Your objective: Reproduce the data from its beginning through the line containing "The adhesive layer 52 is at (890, 263).", and leave the pictures out of your copy.

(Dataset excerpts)
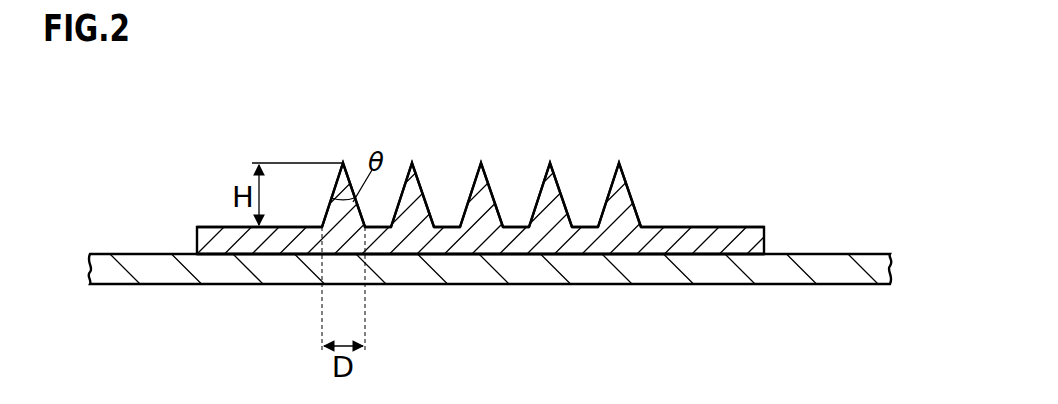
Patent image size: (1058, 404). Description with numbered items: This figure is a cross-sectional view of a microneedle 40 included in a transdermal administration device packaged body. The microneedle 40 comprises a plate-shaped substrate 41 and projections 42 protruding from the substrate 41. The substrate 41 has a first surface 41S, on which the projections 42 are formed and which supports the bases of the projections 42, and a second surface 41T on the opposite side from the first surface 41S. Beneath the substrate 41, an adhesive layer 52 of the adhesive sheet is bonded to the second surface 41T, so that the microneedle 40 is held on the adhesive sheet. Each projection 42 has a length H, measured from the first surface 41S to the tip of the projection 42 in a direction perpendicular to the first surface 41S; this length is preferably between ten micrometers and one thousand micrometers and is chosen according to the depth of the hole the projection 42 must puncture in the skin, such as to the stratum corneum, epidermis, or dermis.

The microneedle 40 is at (518, 192).
The substrate 41 is at (764, 240).
The first surface 41S is at (727, 227).
The second surface 41T is at (710, 254).
The projection 42 is at (490, 178).
The adhesive layer 52 is at (890, 263).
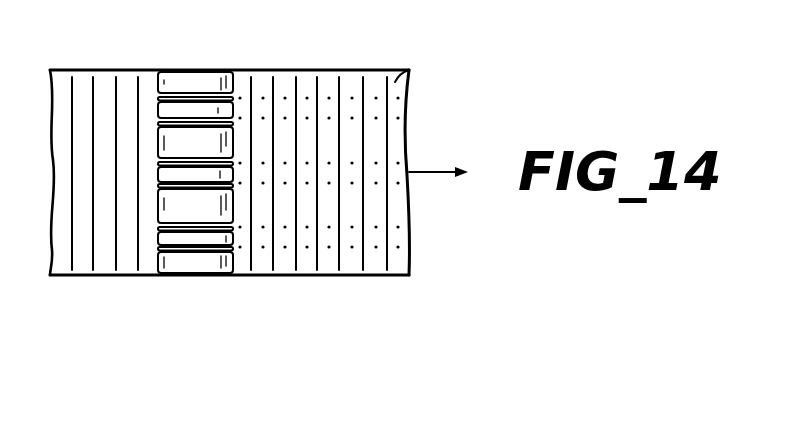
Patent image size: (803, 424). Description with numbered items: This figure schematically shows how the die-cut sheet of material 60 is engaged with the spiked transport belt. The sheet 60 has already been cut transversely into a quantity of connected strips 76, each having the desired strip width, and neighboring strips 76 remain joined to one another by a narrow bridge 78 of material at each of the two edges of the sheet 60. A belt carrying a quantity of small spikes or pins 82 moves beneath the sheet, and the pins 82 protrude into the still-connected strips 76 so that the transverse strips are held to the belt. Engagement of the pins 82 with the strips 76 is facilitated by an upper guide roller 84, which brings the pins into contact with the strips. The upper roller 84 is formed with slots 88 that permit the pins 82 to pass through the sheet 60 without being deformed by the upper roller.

The sheet of material 60 is at (103, 277).
The strip 76 is at (101, 90).
The narrow bridge 78 is at (393, 70).
The pins 82 is at (400, 118).
The upper guide roller 84 is at (203, 80).
The slots 88 is at (192, 247).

Answer to the exercise:
Patent image size: (1058, 404). Description with numbered items: This figure is a cross-sectional view of a microneedle 40 included in a transdermal administration device packaged body. The microneedle 40 comprises a plate-shaped substrate 41 and projections 42 protruding from the substrate 41. The substrate 41 has a first surface 41S, on which the projections 42 are formed and which supports the bases of the projections 42, and a second surface 41T on the opposite side from the first surface 41S. Beneath the substrate 41, an adhesive layer 52 of the adhesive sheet is bonded to the second surface 41T, so that the microneedle 40 is held on the adhesive sheet. Each projection 42 has a length H, measured from the first surface 41S to the tip of the projection 42 in a direction perpendicular to the first surface 41S; this length is preferably between ten micrometers and one thousand micrometers and is chosen according to the depth of the hole the projection 42 must puncture in the skin, such as to the stratum corneum, epidermis, or dermis.

The microneedle 40 is at (518, 192).
The substrate 41 is at (764, 240).
The first surface 41S is at (727, 227).
The second surface 41T is at (710, 254).
The projection 42 is at (490, 178).
The adhesive layer 52 is at (890, 263).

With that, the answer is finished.